* EXERCISE DETAILS
Below are the records. Gather each line that holds "subtitle".

Stored data entries
§
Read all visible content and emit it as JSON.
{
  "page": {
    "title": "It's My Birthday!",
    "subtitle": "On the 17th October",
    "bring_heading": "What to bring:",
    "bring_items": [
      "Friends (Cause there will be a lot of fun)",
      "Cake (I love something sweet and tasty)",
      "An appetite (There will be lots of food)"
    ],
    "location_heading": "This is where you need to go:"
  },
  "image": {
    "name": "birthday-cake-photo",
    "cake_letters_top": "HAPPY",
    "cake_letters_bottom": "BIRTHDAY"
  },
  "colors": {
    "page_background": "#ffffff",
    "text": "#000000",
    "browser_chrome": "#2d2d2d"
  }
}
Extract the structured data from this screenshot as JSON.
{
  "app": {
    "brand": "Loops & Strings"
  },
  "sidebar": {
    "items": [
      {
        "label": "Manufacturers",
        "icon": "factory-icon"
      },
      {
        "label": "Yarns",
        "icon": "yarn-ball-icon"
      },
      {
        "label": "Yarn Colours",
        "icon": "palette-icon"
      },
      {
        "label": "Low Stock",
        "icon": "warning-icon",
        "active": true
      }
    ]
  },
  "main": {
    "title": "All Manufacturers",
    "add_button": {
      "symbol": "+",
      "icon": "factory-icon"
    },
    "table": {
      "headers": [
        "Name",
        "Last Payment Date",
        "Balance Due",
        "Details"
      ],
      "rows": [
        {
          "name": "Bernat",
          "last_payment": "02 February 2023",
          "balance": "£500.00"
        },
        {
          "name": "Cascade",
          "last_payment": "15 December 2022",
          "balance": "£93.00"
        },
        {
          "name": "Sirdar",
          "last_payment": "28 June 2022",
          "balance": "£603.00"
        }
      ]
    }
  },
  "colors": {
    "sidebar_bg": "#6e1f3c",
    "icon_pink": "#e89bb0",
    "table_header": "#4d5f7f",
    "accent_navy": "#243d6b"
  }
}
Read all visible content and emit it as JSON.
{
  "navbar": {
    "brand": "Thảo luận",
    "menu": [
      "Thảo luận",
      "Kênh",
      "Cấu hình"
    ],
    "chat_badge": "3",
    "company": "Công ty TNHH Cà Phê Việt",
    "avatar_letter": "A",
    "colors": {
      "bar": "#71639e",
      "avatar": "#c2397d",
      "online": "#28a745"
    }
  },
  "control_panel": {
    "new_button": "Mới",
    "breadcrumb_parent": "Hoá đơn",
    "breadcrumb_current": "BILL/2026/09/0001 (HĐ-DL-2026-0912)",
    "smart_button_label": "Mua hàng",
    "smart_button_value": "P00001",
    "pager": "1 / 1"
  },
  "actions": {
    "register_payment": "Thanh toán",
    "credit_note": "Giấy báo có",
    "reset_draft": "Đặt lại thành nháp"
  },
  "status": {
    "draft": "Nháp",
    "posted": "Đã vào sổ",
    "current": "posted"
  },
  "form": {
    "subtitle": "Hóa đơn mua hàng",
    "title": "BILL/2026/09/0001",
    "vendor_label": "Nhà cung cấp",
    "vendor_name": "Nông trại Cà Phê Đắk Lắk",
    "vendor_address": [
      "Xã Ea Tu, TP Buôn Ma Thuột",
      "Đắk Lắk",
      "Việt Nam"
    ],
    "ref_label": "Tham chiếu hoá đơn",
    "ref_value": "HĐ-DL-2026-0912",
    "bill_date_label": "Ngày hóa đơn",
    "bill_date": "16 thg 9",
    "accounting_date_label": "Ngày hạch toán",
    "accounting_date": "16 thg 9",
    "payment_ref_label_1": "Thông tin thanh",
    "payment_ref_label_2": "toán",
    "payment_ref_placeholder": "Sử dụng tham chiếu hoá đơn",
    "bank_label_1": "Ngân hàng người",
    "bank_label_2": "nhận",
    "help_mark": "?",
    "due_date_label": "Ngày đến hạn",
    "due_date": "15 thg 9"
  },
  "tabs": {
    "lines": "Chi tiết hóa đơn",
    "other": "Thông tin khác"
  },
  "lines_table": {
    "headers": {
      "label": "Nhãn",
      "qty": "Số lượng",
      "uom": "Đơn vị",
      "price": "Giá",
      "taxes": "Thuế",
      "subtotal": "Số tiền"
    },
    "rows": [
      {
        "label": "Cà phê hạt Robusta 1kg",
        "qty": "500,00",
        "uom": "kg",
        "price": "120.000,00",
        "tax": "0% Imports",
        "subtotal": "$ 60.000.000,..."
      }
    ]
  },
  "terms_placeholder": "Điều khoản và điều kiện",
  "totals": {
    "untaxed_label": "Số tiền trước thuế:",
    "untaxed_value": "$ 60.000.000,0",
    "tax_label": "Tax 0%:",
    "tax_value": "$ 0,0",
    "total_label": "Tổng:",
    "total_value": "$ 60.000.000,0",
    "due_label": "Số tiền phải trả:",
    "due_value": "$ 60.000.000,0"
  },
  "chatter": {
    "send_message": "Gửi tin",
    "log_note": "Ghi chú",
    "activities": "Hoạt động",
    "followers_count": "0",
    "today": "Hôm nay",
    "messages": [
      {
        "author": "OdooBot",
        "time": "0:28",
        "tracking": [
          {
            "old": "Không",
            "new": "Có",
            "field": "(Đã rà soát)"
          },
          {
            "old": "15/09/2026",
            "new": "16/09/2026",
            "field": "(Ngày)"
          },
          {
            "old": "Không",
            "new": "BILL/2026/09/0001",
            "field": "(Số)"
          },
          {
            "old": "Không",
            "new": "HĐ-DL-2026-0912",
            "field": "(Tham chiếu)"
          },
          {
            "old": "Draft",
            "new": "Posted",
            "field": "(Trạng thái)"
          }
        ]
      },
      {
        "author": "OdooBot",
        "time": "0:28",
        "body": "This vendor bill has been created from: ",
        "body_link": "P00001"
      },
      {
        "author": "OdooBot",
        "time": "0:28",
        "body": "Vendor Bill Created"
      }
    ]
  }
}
§
* RESULT FOR THIS TASK
    "subtitle": "On the 17th October",
    "subtitle": "Hóa đơn mua hàng",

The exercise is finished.